Written exercise: Using the data beneath, show every line that includes the word "Tiere".

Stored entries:
──────
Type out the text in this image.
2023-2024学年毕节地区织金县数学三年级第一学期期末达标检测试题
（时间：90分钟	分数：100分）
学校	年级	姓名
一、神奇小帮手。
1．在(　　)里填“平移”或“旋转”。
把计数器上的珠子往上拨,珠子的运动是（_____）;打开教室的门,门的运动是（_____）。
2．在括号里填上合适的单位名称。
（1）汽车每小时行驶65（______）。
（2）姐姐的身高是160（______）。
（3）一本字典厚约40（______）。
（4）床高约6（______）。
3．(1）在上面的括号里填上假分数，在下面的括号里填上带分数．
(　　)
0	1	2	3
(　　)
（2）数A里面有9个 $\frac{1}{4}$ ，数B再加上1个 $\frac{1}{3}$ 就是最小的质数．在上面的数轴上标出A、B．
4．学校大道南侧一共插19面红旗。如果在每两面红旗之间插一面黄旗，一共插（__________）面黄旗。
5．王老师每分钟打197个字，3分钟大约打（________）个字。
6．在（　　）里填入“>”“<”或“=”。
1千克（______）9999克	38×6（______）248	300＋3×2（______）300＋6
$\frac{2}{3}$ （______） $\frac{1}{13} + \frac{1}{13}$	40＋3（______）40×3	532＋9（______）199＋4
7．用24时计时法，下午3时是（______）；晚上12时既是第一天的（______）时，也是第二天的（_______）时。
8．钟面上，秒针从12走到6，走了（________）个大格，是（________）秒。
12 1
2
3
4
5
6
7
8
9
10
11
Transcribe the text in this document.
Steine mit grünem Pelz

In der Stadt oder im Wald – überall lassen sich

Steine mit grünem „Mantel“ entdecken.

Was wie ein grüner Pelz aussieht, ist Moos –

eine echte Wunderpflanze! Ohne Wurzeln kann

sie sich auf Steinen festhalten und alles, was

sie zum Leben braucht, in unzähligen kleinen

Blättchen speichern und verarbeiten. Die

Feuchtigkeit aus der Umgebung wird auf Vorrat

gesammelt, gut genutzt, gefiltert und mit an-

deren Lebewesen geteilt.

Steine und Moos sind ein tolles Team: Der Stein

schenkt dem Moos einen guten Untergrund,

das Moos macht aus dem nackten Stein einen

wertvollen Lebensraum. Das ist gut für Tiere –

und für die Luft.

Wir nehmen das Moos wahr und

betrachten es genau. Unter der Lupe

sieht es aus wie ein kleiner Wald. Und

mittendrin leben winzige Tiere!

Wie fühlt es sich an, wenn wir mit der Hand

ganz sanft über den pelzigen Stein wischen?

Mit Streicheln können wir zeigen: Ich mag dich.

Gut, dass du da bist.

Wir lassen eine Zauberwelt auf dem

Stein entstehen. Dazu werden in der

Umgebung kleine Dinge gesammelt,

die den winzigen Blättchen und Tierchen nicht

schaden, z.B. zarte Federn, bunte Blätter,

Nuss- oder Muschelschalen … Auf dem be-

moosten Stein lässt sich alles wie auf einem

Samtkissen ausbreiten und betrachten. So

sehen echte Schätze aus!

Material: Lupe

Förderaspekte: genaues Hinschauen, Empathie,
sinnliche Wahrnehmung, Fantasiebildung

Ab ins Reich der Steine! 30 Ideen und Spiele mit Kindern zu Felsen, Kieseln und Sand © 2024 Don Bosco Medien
──────
Answer to the task:
wertvollen Lebensraum. Das ist gut für Tiere –
mittendrin leben winzige Tiere!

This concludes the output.